» **What you are asked to do**
Below are the entries; output exactly the lines from the one containing "Extract the structured" through the final line, inclusive.

» **Supplied information**
────────
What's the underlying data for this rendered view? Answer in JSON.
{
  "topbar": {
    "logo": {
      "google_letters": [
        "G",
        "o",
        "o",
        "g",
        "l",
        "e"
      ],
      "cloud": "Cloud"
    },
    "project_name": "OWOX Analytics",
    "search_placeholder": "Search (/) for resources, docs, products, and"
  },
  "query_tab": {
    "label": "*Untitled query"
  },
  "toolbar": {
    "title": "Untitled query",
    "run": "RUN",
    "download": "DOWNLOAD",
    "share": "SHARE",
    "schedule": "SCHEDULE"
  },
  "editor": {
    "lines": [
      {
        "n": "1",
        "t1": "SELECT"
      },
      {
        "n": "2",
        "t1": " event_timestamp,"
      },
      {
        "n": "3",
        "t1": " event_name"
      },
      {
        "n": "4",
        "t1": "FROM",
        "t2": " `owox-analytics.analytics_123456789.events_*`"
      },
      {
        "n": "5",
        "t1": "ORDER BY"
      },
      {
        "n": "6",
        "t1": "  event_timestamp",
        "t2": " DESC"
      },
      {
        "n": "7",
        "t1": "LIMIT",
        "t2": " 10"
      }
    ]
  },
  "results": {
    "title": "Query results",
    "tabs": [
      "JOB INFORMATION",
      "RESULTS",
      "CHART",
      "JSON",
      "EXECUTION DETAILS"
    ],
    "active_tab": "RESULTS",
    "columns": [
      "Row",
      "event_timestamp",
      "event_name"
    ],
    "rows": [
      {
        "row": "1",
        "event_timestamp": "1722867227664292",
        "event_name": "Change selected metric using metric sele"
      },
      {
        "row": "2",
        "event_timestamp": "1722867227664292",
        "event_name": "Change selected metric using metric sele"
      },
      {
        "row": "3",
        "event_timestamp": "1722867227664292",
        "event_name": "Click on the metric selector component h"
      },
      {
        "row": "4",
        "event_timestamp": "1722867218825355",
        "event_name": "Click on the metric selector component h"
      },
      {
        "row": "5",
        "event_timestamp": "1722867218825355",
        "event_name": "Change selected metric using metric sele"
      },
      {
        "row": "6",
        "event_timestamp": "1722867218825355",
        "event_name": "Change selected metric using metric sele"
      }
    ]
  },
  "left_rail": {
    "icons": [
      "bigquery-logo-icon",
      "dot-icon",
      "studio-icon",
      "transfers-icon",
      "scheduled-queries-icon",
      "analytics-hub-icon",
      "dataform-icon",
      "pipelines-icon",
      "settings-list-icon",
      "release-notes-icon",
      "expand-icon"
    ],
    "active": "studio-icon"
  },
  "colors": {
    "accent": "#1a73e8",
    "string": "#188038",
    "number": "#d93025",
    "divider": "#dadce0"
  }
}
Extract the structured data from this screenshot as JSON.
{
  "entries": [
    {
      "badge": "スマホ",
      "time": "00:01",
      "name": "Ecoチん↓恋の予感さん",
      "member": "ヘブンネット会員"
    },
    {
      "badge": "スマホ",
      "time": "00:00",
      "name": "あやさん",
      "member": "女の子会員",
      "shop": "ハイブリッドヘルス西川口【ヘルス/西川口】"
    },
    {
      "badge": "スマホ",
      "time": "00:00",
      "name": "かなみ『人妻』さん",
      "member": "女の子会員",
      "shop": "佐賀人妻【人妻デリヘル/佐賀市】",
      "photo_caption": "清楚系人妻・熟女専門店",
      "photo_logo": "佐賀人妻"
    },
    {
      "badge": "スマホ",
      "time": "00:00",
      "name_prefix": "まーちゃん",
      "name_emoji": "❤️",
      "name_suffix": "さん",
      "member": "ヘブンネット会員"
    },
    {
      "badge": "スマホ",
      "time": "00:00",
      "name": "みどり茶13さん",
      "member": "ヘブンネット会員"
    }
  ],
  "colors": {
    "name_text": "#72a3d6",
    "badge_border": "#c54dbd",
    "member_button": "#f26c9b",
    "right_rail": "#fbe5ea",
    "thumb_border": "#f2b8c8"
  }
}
────────
» **Right answer**
Extract the structured data from this screenshot as JSON.
{
  "entries": [
    {
      "badge": "スマホ",
      "time": "00:01",
      "name": "Ecoチん↓恋の予感さん",
      "member": "ヘブンネット会員"
    },
    {
      "badge": "スマホ",
      "time": "00:00",
      "name": "あやさん",
      "member": "女の子会員",
      "shop": "ハイブリッドヘルス西川口【ヘルス/西川口】"
    },
    {
      "badge": "スマホ",
      "time": "00:00",
      "name": "かなみ『人妻』さん",
      "member": "女の子会員",
      "shop": "佐賀人妻【人妻デリヘル/佐賀市】",
      "photo_caption": "清楚系人妻・熟女専門店",
      "photo_logo": "佐賀人妻"
    },
    {
      "badge": "スマホ",
      "time": "00:00",
      "name_prefix": "まーちゃん",
      "name_emoji": "❤️",
      "name_suffix": "さん",
      "member": "ヘブンネット会員"
    },
    {
      "badge": "スマホ",
      "time": "00:00",
      "name": "みどり茶13さん",
      "member": "ヘブンネット会員"
    }
  ],
  "colors": {
    "name_text": "#72a3d6",
    "badge_border": "#c54dbd",
    "member_button": "#f26c9b",
    "right_rail": "#fbe5ea",
    "thumb_border": "#f2b8c8"
  }
}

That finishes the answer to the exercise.